(Extracted records)
_ _ _ _
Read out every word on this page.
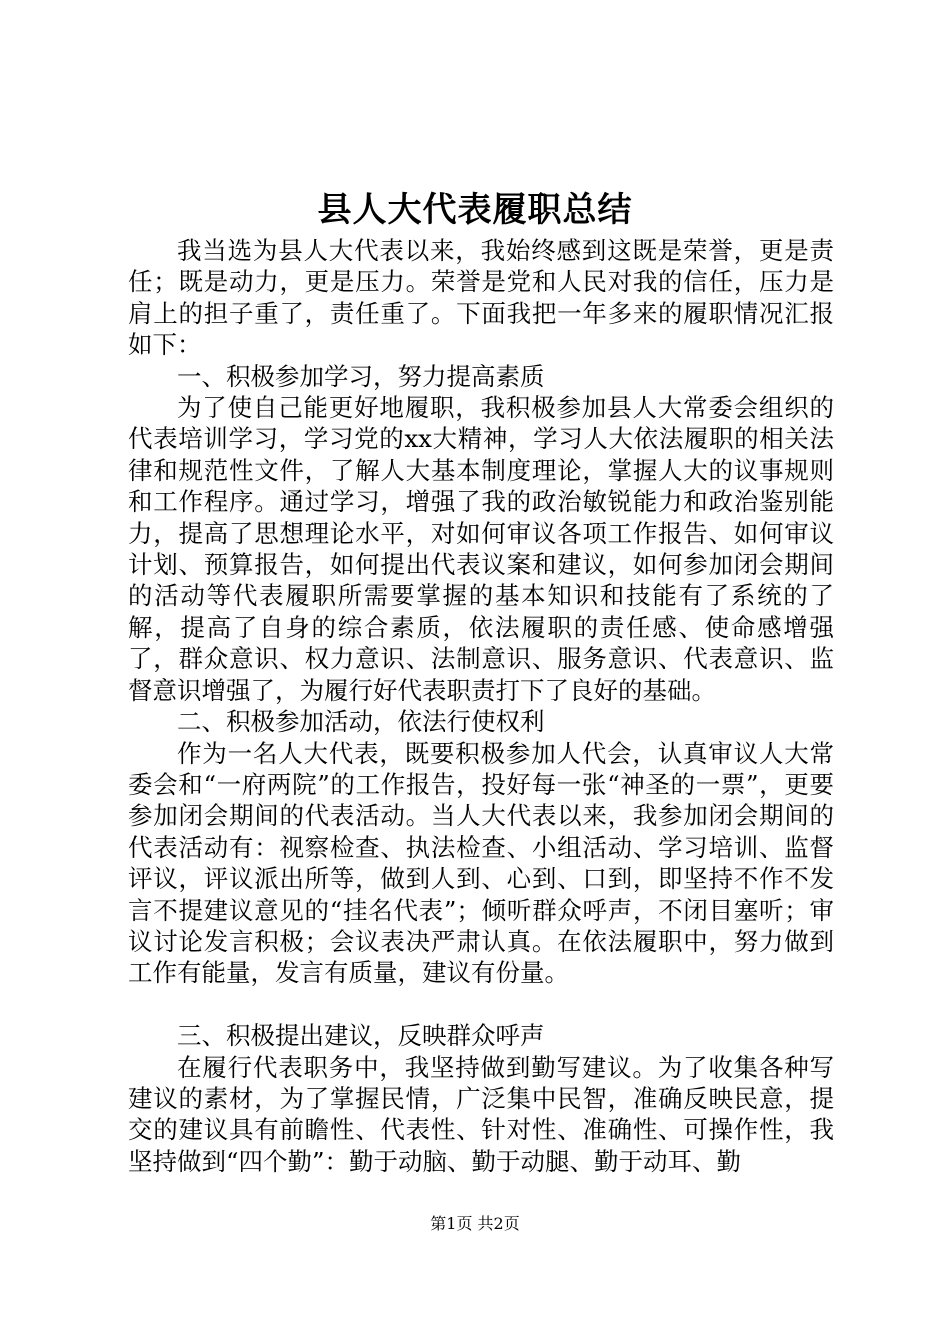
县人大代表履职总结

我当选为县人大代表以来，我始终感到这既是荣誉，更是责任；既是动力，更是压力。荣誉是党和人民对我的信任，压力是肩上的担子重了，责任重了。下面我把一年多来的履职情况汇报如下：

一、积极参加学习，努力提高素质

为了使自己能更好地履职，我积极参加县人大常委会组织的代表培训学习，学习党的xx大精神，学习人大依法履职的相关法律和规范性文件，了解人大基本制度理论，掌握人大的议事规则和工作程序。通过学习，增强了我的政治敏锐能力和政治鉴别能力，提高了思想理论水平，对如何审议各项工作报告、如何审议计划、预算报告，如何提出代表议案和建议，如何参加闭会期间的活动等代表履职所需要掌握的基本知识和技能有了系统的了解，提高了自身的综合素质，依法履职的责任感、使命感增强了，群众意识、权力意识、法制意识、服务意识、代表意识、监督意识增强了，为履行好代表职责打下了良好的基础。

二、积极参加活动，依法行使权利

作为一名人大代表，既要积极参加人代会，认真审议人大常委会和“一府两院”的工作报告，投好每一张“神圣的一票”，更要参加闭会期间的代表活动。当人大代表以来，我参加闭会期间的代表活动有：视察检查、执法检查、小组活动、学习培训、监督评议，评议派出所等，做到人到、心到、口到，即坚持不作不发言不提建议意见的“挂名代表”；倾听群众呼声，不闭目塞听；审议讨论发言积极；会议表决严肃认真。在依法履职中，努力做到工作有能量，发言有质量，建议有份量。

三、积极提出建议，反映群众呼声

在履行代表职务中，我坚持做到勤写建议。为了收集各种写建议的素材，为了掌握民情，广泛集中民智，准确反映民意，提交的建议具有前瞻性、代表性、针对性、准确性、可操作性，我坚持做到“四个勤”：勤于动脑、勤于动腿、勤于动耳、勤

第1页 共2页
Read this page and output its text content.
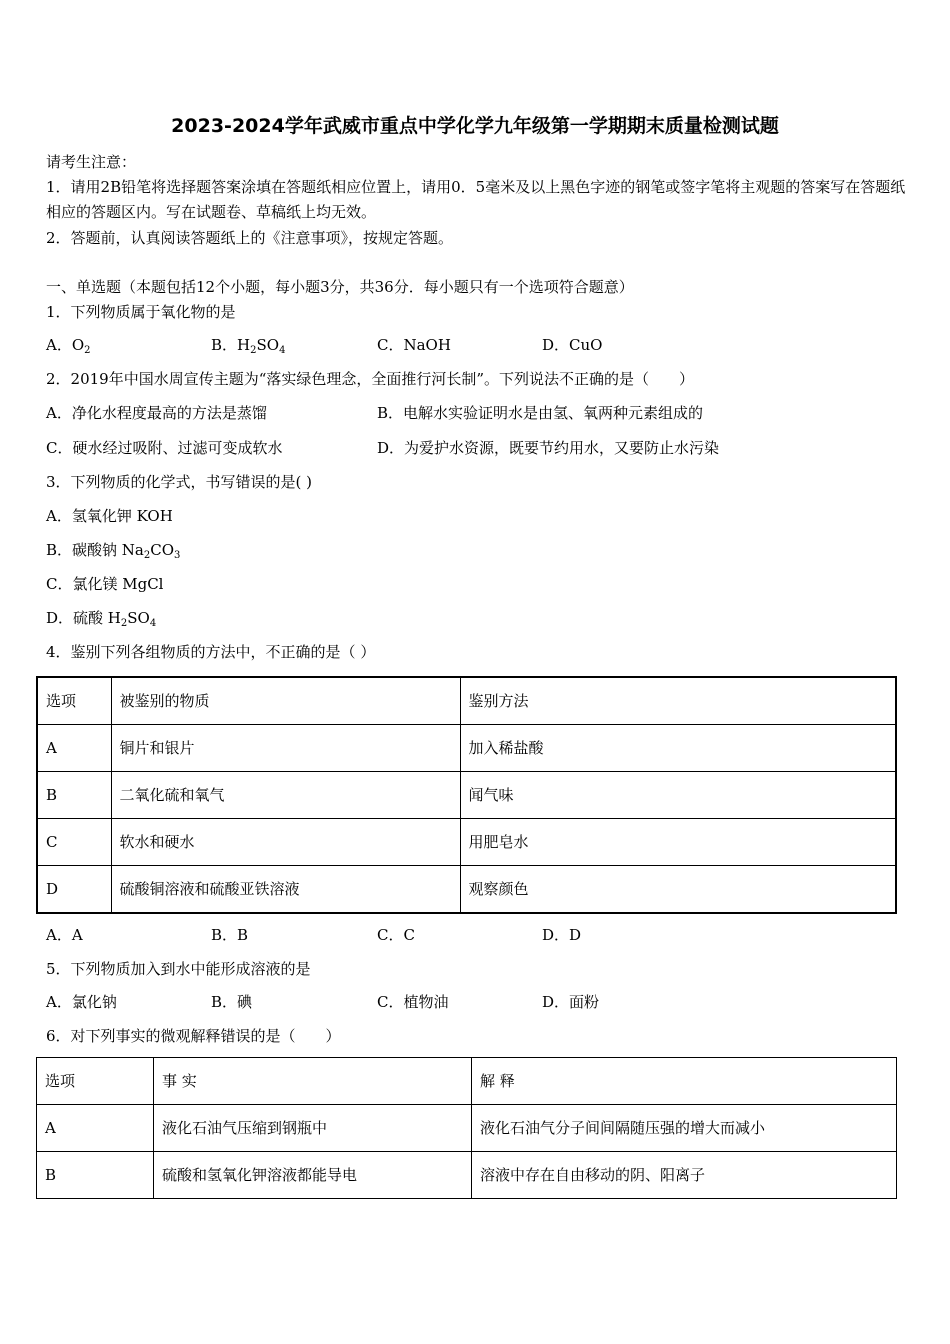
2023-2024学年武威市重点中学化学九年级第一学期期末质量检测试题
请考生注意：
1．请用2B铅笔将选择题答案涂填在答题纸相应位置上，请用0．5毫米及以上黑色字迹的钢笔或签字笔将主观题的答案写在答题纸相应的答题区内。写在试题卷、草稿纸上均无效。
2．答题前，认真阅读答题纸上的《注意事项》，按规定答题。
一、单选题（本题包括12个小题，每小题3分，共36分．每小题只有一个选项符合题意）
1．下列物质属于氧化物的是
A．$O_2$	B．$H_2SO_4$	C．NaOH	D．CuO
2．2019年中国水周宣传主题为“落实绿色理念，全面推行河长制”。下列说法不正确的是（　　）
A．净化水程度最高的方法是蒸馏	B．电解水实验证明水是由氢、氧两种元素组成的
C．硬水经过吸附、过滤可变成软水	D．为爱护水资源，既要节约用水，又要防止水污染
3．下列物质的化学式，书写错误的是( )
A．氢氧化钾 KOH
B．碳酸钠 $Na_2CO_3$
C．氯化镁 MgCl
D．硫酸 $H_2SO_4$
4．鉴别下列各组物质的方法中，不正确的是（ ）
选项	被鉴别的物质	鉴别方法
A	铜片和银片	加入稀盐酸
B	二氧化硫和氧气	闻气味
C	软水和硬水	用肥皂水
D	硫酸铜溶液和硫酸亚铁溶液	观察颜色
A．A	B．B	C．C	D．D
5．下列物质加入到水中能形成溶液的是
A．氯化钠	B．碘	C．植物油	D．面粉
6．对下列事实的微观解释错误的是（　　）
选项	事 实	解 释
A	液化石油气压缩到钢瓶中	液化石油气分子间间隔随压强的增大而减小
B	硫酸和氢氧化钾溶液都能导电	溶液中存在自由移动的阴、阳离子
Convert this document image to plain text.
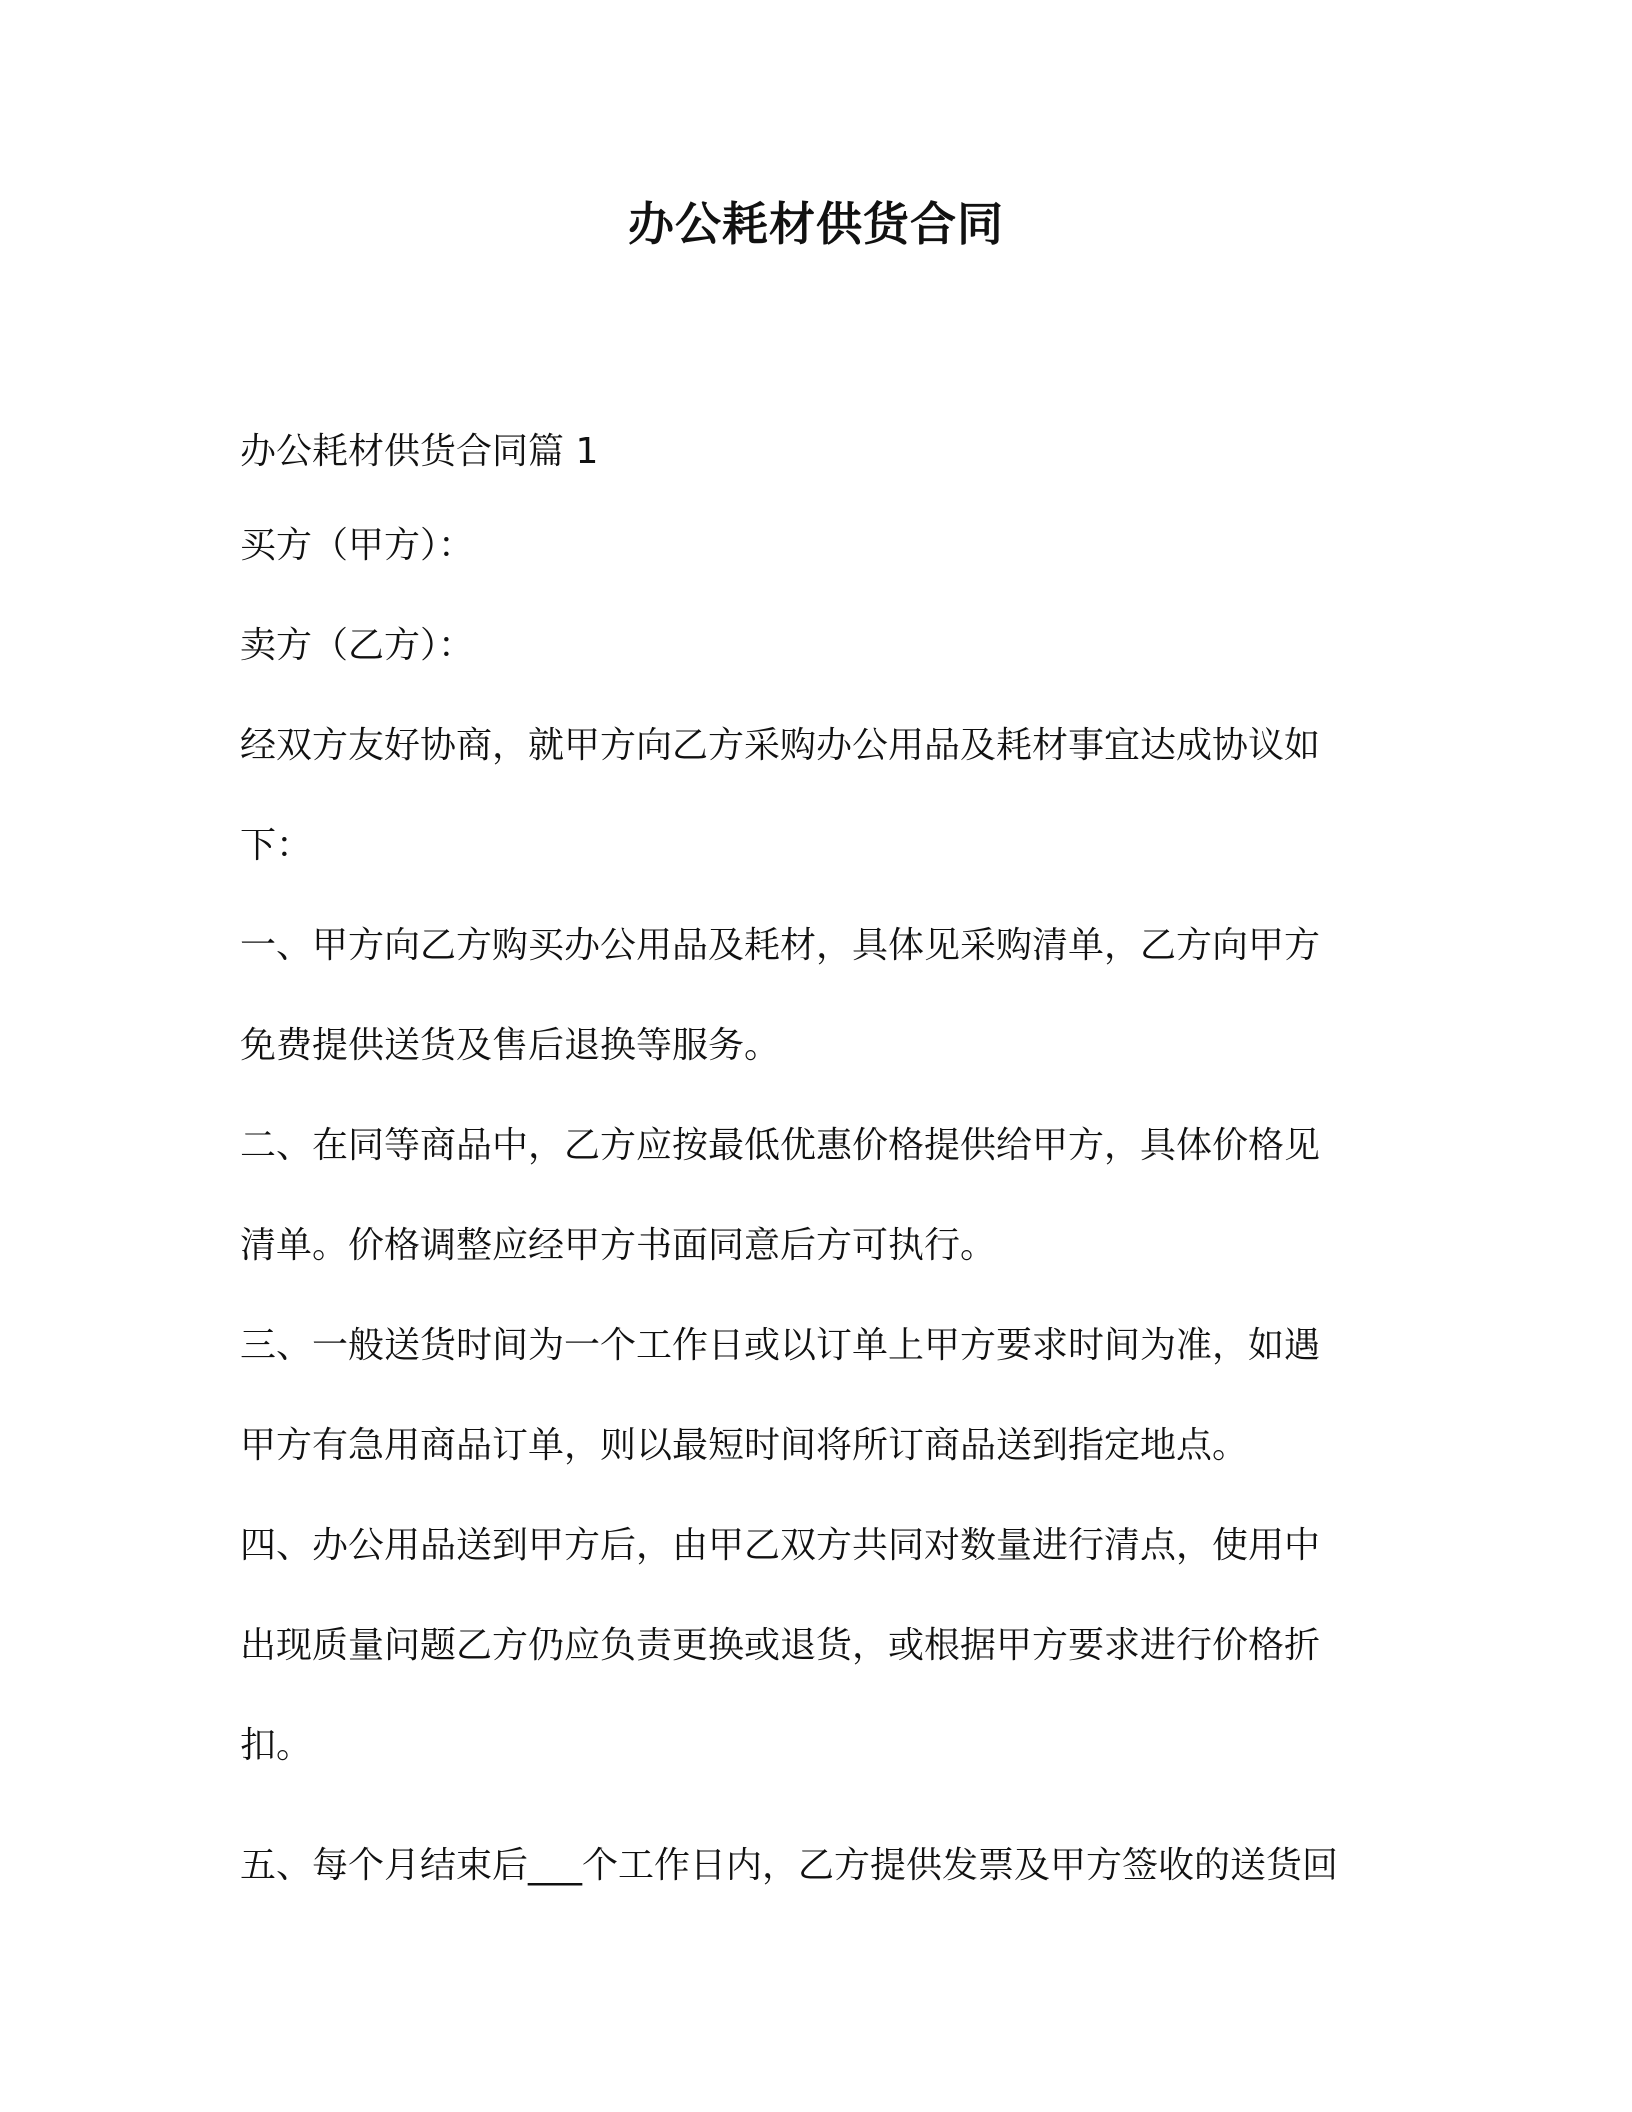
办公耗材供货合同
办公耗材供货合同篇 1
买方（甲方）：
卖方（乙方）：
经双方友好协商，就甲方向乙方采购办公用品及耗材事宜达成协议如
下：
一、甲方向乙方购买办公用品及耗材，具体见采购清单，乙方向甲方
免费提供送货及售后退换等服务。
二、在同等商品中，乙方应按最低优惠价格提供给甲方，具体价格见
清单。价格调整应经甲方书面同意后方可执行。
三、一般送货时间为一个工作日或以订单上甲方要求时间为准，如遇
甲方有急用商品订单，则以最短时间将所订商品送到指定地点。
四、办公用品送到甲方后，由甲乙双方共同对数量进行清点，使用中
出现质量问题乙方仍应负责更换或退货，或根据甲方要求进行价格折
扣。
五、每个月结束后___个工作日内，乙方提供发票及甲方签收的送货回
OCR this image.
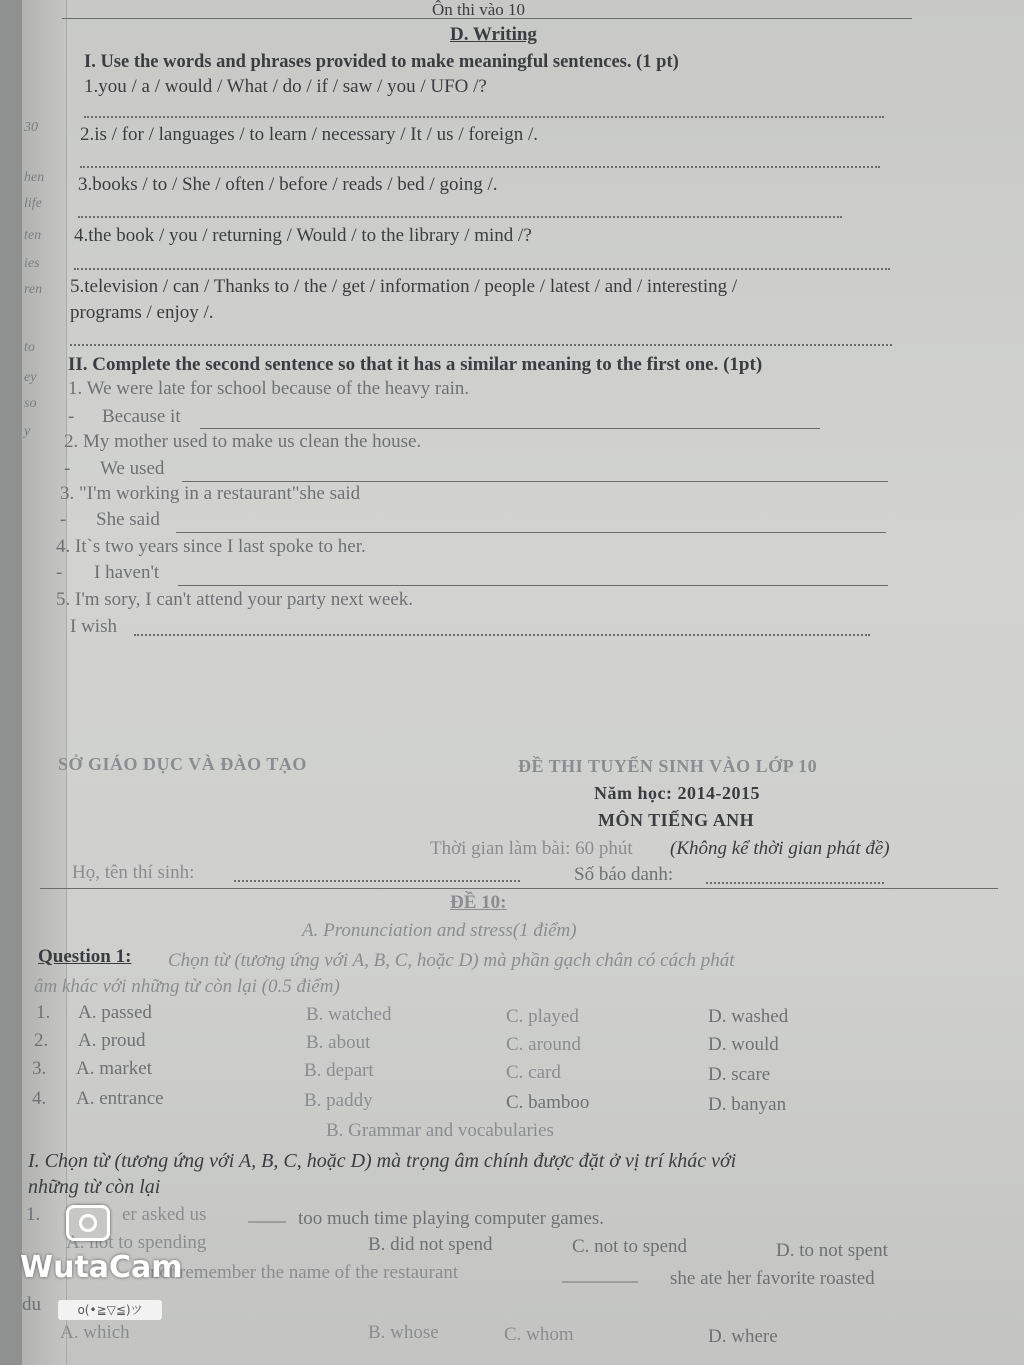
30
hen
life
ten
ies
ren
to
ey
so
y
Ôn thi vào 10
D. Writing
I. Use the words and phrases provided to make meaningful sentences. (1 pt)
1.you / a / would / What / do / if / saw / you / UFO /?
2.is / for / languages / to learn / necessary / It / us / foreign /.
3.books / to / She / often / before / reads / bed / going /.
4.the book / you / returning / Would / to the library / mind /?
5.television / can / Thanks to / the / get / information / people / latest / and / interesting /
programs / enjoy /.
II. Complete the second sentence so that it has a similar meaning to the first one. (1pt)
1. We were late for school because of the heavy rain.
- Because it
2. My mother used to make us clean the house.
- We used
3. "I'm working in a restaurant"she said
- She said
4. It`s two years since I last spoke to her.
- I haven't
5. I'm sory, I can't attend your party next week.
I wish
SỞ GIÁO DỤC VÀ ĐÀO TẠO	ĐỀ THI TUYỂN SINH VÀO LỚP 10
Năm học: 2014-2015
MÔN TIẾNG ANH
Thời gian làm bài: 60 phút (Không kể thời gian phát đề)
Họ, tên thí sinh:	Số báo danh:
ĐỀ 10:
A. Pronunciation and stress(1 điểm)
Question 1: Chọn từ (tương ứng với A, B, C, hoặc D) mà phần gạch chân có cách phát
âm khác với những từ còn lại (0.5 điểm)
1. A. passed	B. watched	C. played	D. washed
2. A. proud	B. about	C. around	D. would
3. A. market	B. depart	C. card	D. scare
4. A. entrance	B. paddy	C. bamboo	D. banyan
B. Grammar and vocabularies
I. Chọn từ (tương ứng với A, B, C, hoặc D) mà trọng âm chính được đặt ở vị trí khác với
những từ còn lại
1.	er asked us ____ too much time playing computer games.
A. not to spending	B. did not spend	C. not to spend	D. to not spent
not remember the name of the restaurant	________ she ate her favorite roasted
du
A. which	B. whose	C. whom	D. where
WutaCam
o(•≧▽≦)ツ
_ _ _ _
> What to do: From the data above, copy each line that holds "điểm".

> Problem solution:
A. Pronunciation and stress(1 điểm)
âm khác với những từ còn lại (0.5 điểm)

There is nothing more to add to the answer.